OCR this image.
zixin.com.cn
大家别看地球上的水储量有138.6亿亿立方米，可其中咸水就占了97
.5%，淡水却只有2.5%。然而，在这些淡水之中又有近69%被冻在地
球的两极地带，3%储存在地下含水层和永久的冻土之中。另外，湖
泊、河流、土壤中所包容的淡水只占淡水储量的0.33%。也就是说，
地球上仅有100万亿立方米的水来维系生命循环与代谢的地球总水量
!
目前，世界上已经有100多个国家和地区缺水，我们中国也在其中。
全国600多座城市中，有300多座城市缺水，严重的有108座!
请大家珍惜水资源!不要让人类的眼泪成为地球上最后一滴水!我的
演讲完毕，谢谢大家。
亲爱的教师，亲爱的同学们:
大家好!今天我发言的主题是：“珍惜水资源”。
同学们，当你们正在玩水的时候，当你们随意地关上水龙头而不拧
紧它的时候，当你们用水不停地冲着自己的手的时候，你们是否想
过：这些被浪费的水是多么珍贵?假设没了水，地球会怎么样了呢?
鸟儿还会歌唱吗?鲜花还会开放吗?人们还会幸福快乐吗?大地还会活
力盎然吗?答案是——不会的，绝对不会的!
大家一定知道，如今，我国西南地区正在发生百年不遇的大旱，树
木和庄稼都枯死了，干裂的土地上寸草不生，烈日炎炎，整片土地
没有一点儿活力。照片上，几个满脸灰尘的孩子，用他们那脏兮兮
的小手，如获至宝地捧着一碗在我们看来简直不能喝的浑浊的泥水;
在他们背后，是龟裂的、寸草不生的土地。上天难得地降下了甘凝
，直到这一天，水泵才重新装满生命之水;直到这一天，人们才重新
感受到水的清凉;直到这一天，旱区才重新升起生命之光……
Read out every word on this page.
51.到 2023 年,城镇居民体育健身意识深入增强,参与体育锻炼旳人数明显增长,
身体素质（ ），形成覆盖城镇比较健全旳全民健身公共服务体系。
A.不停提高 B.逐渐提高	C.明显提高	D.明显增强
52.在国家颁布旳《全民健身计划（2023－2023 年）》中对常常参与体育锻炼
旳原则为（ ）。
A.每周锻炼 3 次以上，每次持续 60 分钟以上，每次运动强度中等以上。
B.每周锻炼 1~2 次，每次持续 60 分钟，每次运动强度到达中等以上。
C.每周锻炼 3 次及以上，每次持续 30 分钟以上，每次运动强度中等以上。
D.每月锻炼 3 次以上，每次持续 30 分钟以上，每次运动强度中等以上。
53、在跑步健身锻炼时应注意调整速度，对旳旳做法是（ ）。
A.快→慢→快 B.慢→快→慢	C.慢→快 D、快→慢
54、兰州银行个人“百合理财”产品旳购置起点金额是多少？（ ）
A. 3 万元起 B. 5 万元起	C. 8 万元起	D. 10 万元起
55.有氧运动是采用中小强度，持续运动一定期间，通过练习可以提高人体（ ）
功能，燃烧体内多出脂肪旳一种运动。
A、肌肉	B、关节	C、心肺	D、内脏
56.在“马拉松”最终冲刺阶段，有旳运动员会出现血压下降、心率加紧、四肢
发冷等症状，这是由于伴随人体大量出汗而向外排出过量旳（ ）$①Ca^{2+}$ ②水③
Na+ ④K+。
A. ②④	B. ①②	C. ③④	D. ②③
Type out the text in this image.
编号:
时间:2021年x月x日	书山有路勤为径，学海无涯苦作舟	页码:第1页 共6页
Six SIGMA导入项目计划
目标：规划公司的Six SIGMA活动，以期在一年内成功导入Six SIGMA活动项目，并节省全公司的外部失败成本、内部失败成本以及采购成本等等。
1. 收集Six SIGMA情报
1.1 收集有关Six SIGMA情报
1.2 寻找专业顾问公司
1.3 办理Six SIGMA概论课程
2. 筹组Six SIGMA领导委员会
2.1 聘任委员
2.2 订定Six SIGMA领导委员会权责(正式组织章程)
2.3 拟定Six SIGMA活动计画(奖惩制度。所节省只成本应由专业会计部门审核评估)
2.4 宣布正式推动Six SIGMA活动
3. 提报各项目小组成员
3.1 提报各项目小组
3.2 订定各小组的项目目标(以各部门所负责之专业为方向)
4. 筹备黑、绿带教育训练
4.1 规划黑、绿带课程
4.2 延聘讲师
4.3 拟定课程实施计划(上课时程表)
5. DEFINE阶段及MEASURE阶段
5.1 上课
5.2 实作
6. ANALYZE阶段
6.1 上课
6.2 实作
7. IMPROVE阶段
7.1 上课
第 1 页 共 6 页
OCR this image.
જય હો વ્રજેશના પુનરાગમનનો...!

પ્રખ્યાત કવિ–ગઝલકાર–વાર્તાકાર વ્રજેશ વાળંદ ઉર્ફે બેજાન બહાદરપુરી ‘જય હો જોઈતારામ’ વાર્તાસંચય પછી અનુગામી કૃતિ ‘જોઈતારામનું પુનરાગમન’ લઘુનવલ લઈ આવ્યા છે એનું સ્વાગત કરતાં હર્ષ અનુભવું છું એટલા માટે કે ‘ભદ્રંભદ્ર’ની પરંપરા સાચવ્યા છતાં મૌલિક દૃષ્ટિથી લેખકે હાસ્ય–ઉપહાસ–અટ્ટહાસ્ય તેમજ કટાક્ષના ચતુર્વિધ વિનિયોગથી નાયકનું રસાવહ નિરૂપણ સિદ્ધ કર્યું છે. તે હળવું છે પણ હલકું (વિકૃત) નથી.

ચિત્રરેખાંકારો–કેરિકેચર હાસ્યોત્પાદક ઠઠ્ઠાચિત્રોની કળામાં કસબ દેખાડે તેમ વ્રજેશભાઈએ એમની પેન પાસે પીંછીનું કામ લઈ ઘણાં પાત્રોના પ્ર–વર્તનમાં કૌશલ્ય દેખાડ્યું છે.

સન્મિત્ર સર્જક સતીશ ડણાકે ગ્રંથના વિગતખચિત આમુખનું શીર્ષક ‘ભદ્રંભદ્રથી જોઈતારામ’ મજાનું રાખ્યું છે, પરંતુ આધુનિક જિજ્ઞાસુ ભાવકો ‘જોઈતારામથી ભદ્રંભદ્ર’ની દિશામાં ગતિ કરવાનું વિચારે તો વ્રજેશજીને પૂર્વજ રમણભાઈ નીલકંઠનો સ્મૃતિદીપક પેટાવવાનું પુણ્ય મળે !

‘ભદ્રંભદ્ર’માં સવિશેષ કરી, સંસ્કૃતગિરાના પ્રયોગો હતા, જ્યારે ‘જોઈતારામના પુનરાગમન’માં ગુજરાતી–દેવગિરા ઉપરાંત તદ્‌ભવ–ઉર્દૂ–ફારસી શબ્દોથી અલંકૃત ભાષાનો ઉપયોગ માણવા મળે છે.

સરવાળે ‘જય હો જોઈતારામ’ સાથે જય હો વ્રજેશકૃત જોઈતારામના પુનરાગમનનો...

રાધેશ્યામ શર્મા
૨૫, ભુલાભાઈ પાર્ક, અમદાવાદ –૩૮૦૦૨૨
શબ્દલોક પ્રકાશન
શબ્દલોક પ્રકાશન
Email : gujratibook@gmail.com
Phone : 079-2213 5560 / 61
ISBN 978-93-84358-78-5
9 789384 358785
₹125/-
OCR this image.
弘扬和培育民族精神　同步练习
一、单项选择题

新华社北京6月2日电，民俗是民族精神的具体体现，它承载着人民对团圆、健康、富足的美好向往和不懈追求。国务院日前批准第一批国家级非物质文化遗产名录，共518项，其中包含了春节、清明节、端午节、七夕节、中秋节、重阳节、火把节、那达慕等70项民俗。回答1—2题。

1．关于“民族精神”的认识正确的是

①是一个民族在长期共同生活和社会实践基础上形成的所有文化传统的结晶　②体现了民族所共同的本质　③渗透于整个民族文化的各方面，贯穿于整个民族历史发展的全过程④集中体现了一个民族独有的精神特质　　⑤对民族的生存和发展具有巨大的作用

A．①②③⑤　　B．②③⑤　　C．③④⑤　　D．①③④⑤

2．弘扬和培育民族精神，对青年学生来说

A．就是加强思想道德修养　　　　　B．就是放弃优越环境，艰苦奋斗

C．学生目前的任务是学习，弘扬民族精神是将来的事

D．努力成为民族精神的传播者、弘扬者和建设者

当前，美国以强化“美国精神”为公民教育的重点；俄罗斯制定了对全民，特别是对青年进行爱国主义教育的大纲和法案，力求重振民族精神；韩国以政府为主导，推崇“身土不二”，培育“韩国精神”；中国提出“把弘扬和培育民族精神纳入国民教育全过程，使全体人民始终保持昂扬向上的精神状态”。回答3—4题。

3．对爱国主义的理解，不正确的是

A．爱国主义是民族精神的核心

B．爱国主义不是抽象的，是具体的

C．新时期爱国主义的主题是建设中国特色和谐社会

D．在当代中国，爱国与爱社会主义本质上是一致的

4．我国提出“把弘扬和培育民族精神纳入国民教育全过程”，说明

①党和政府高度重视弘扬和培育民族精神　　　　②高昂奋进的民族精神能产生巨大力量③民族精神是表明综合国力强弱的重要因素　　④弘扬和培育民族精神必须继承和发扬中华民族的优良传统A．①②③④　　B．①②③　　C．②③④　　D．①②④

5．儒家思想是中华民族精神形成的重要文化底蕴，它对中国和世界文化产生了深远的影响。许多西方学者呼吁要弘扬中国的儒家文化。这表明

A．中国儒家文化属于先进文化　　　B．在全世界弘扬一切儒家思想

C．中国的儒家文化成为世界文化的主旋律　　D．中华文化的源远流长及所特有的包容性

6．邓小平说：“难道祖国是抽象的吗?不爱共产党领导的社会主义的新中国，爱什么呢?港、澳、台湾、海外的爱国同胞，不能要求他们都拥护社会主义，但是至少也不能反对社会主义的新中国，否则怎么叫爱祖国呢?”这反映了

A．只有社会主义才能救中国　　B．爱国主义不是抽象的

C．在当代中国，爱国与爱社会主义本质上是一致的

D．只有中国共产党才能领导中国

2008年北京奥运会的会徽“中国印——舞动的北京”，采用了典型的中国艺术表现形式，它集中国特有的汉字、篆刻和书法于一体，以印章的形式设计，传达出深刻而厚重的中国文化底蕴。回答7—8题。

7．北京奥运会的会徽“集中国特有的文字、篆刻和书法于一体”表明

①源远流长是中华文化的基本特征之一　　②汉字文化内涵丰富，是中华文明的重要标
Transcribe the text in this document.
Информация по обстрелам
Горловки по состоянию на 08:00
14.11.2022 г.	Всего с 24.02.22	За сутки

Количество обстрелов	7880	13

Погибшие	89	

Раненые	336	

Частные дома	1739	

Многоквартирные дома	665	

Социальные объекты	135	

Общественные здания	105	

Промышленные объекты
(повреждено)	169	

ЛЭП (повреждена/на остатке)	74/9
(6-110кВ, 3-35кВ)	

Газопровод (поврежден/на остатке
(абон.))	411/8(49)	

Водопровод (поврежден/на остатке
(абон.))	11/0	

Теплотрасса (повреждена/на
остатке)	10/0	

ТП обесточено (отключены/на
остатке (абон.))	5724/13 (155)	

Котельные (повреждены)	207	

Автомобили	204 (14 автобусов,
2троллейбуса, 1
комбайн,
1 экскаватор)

→ TASK PROMPT
Look through the entries above. Extract each line with the word "абон".

→ ANSWER TO THIS EXERCISE
(абон.))	411/8(49)	
(абон.))	11/0	
остатке (абон.))	5724/13 (155)	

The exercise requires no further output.